*Provided records*

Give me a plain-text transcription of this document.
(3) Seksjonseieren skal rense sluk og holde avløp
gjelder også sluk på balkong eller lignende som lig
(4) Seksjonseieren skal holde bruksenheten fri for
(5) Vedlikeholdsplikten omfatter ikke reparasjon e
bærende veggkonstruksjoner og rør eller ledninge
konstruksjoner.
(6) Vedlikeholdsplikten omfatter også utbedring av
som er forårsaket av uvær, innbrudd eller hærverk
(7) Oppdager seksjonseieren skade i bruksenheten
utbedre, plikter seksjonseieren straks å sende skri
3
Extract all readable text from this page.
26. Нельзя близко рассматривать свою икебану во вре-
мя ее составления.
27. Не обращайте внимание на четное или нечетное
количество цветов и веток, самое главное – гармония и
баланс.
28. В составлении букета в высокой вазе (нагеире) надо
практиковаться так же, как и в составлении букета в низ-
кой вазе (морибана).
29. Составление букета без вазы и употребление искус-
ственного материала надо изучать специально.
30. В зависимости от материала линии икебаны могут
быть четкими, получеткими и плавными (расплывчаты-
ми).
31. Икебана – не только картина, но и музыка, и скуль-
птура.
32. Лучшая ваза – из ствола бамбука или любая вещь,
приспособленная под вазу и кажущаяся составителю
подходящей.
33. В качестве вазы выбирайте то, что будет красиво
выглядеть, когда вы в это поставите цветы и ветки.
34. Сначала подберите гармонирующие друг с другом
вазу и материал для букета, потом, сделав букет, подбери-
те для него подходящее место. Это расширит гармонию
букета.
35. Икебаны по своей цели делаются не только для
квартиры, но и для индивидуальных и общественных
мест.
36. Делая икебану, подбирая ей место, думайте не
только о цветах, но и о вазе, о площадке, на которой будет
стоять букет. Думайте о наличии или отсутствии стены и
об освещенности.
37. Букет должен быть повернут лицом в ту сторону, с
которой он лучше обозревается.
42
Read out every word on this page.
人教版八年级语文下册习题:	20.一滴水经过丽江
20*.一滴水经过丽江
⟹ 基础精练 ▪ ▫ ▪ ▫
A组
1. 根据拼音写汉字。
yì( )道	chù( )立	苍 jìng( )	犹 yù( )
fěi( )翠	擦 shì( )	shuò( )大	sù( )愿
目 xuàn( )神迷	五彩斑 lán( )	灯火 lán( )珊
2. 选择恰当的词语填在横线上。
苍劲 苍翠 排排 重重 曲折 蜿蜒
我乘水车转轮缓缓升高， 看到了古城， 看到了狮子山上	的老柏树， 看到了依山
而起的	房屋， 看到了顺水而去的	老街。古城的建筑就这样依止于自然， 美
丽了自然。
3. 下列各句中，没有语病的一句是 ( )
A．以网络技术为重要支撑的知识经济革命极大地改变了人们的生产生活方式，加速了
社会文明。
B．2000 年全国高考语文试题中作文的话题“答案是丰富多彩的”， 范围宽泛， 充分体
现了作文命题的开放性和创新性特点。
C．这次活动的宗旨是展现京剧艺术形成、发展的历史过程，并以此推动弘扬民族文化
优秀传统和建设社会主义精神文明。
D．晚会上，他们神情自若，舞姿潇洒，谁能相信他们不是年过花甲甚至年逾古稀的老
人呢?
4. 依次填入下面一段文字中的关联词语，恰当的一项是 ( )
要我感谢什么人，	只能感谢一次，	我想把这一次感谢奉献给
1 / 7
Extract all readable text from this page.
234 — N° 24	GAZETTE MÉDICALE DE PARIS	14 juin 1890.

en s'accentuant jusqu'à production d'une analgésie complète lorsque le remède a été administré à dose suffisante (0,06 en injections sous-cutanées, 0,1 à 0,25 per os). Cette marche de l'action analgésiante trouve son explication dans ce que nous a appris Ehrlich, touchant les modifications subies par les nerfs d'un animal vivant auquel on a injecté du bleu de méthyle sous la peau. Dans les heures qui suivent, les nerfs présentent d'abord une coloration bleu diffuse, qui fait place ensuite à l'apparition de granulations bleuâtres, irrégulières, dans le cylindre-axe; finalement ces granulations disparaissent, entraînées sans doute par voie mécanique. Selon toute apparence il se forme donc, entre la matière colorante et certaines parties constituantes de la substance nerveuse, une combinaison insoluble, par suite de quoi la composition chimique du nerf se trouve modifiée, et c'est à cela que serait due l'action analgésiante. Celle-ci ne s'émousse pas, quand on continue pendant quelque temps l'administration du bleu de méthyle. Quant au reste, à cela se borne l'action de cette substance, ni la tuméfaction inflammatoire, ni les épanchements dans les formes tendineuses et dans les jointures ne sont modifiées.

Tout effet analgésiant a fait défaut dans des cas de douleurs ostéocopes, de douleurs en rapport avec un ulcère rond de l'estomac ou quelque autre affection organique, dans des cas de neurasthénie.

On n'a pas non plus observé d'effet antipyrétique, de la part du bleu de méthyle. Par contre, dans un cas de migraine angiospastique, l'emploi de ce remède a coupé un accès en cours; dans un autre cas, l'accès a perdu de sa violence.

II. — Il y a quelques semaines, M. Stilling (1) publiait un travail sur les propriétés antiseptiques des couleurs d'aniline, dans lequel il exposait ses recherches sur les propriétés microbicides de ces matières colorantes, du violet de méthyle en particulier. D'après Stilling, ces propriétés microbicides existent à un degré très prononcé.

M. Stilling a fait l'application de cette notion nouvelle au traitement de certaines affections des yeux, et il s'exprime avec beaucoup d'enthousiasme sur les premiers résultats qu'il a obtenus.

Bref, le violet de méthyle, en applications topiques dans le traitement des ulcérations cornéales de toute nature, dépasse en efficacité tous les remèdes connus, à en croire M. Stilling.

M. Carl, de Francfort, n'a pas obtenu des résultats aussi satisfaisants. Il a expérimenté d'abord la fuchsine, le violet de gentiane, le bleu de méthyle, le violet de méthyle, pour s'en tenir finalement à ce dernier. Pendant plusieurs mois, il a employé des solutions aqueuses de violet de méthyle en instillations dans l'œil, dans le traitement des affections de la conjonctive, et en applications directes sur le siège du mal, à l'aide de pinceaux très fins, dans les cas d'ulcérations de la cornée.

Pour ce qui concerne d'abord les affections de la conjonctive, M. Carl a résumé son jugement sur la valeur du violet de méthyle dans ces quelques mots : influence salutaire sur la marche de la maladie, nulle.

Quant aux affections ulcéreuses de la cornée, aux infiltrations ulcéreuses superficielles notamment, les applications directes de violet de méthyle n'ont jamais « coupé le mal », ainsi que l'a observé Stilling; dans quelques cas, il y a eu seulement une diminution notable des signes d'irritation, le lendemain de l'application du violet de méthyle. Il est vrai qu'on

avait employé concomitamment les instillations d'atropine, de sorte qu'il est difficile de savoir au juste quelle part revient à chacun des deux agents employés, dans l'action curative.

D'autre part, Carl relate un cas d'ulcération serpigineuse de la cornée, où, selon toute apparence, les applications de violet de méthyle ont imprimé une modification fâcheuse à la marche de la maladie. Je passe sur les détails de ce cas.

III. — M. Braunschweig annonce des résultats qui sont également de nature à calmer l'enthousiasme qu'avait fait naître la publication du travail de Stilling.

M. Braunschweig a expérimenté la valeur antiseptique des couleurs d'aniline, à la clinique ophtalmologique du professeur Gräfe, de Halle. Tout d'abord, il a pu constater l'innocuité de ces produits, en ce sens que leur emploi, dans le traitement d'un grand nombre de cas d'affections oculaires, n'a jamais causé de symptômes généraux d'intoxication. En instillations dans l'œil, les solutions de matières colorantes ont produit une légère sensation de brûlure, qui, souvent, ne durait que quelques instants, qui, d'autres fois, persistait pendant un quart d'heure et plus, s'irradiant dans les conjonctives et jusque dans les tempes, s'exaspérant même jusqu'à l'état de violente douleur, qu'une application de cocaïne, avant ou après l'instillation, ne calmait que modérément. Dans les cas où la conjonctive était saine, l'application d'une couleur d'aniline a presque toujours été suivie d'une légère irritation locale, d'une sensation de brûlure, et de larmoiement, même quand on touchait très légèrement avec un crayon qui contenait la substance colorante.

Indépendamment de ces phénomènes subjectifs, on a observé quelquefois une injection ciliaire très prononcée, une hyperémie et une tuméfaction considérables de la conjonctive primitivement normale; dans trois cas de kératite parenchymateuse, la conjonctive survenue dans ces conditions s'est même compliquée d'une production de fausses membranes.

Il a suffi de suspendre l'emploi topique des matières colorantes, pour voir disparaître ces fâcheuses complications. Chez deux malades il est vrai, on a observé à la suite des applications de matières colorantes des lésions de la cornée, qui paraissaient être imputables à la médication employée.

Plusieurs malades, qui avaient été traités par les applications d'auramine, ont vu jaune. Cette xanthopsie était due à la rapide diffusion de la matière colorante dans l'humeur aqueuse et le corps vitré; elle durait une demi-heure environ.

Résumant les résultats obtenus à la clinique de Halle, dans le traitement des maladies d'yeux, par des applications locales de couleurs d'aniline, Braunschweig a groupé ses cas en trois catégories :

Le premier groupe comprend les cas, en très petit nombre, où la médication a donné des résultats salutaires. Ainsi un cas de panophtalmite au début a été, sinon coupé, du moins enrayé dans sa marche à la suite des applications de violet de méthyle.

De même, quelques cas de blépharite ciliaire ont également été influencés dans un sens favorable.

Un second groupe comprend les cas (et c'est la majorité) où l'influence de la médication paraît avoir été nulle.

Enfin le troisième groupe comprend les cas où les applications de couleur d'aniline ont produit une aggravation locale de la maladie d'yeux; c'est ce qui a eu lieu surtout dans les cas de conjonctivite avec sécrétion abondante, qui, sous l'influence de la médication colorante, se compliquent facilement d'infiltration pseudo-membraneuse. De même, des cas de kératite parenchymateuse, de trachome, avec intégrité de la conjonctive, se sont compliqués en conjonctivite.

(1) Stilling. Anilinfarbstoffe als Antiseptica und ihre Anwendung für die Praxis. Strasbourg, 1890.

*Exercise goal*
Return each line that includes "надо".

*Finished exercise*
28. В составлении букета в высокой вазе (нагеире) надо
ственного материала надо изучать специально.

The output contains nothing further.